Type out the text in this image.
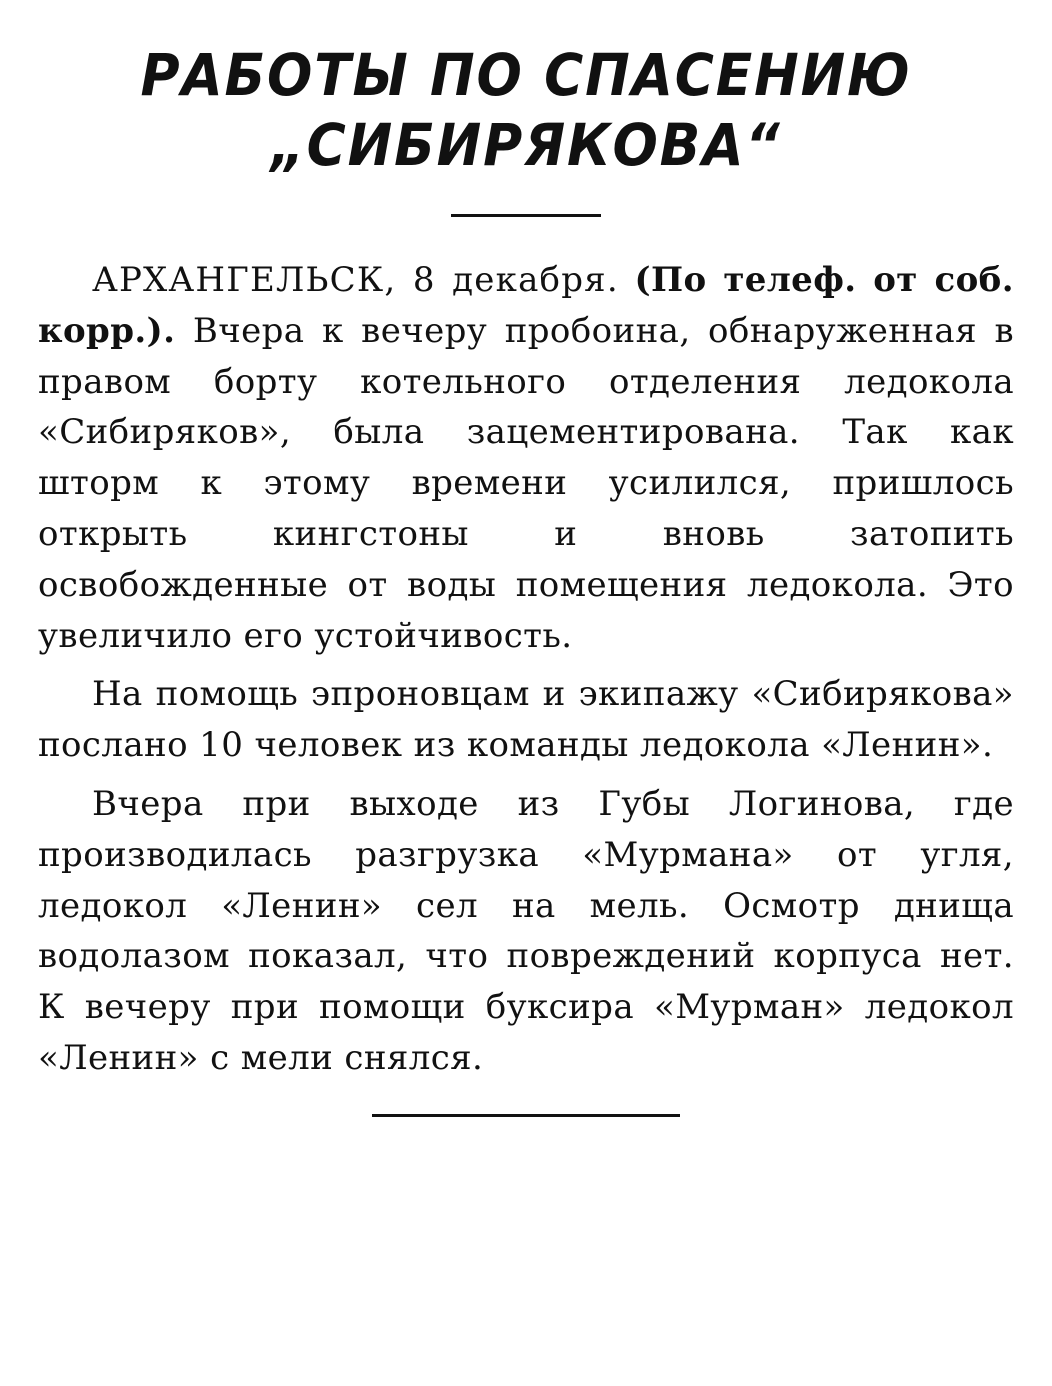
РАБОТЫ ПО СПАСЕНИЮ
„СИБИРЯКОВА“

АРХАНГЕЛЬСК, 8 декабря. (По телеф. от соб. корр.). Вчера к вечеру пробоина, обнаруженная в правом борту котельного отделения ледокола «Сибиряков», была зацементирована. Так как шторм к этому времени усилился, пришлось открыть кингстоны и вновь затопить освобожденные от воды помещения ледокола. Это увеличило его устойчивость.

На помощь эпроновцам и экипажу «Сибирякова» послано 10 человек из команды ледокола «Ленин».

Вчера при выходе из Губы Логинова, где производилась разгрузка «Мурмана» от угля, ледокол «Ленин» сел на мель. Осмотр днища водолазом показал, что повреждений корпуса нет. К вечеру при помощи буксира «Мурман» ледокол «Ленин» с мели снялся.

• • •

• [Problem statement]
Lines containing the string "Ленин" are to be selected and copied.

• [The solution]
На помощь эпроновцам и экипажу «Сибирякова» послано 10 человек из команды ледокола «Ленин».
Вчера при выходе из Губы Логинова, где производилась разгрузка «Мурмана» от угля, ледокол «Ленин» сел на мель. Осмотр днища водолазом показал, что повреждений корпуса нет. К вечеру при помощи буксира «Мурман» ледокол «Ленин» с мели снялся.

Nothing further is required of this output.